▶ What to produce: Copy each line exactly. Leave nothing out.

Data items
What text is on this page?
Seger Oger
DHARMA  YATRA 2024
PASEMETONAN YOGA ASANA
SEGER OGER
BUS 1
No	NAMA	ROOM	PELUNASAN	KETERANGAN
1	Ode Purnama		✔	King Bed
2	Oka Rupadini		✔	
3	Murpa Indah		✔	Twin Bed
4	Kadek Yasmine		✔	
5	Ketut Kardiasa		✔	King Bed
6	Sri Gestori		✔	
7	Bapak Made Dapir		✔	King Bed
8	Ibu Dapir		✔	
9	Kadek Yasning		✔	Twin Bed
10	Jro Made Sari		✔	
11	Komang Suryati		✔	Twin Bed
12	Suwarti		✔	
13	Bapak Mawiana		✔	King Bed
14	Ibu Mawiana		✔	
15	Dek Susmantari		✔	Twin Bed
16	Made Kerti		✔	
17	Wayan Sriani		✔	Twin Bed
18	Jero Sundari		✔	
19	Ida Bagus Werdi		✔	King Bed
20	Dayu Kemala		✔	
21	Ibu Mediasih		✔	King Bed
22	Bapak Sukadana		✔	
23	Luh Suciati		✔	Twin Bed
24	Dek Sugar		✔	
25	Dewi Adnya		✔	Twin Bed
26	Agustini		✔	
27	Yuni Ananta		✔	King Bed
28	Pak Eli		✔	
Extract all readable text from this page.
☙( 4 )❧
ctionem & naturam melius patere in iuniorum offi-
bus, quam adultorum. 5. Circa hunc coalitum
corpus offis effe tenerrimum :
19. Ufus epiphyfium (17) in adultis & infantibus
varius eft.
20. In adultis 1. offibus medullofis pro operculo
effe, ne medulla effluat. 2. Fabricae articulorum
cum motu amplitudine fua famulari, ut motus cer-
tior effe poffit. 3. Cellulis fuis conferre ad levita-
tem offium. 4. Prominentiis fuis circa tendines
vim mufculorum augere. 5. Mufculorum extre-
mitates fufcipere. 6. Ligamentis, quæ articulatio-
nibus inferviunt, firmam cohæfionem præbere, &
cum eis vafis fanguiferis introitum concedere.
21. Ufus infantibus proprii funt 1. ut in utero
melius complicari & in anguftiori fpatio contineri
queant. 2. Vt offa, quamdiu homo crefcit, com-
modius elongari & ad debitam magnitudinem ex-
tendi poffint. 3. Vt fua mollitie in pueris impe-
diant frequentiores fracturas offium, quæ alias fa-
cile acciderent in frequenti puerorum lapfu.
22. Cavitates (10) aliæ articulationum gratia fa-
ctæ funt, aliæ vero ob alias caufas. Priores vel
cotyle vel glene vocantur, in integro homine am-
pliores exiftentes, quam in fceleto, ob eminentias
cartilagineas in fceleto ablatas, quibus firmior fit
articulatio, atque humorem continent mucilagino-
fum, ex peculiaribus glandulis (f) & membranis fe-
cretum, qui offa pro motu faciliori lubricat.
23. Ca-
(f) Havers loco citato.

▶ Solution:
What text is on this page?
Seger Oger
DHARMA  YATRA 2024
PASEMETONAN YOGA ASANA
SEGER OGER
BUS 1
No	NAMA	ROOM	PELUNASAN	KETERANGAN
1	Ode Purnama		✔	King Bed
2	Oka Rupadini		✔	
3	Murpa Indah		✔	Twin Bed
4	Kadek Yasmine		✔	
5	Ketut Kardiasa		✔	King Bed
6	Sri Gestori		✔	
7	Bapak Made Dapir		✔	King Bed
8	Ibu Dapir		✔	
9	Kadek Yasning		✔	Twin Bed
10	Jro Made Sari		✔	
11	Komang Suryati		✔	Twin Bed
12	Suwarti		✔	
13	Bapak Mawiana		✔	King Bed
14	Ibu Mawiana		✔	
15	Dek Susmantari		✔	Twin Bed
16	Made Kerti		✔	
17	Wayan Sriani		✔	Twin Bed
18	Jero Sundari		✔	
19	Ida Bagus Werdi		✔	King Bed
20	Dayu Kemala		✔	
21	Ibu Mediasih		✔	King Bed
22	Bapak Sukadana		✔	
23	Luh Suciati		✔	Twin Bed
24	Dek Sugar		✔	
25	Dewi Adnya		✔	Twin Bed
26	Agustini		✔	
27	Yuni Ananta		✔	King Bed
28	Pak Eli		✔	
Extract all readable text from this page.
☙( 4 )❧
ctionem & naturam melius patere in iuniorum offi-
bus, quam adultorum. 5. Circa hunc coalitum
corpus offis effe tenerrimum :
19. Ufus epiphyfium (17) in adultis & infantibus
varius eft.
20. In adultis 1. offibus medullofis pro operculo
effe, ne medulla effluat. 2. Fabricae articulorum
cum motu amplitudine fua famulari, ut motus cer-
tior effe poffit. 3. Cellulis fuis conferre ad levita-
tem offium. 4. Prominentiis fuis circa tendines
vim mufculorum augere. 5. Mufculorum extre-
mitates fufcipere. 6. Ligamentis, quæ articulatio-
nibus inferviunt, firmam cohæfionem præbere, &
cum eis vafis fanguiferis introitum concedere.
21. Ufus infantibus proprii funt 1. ut in utero
melius complicari & in anguftiori fpatio contineri
queant. 2. Vt offa, quamdiu homo crefcit, com-
modius elongari & ad debitam magnitudinem ex-
tendi poffint. 3. Vt fua mollitie in pueris impe-
diant frequentiores fracturas offium, quæ alias fa-
cile acciderent in frequenti puerorum lapfu.
22. Cavitates (10) aliæ articulationum gratia fa-
ctæ funt, aliæ vero ob alias caufas. Priores vel
cotyle vel glene vocantur, in integro homine am-
pliores exiftentes, quam in fceleto, ob eminentias
cartilagineas in fceleto ablatas, quibus firmior fit
articulatio, atque humorem continent mucilagino-
fum, ex peculiaribus glandulis (f) & membranis fe-
cretum, qui offa pro motu faciliori lubricat.
23. Ca-
(f) Havers loco citato.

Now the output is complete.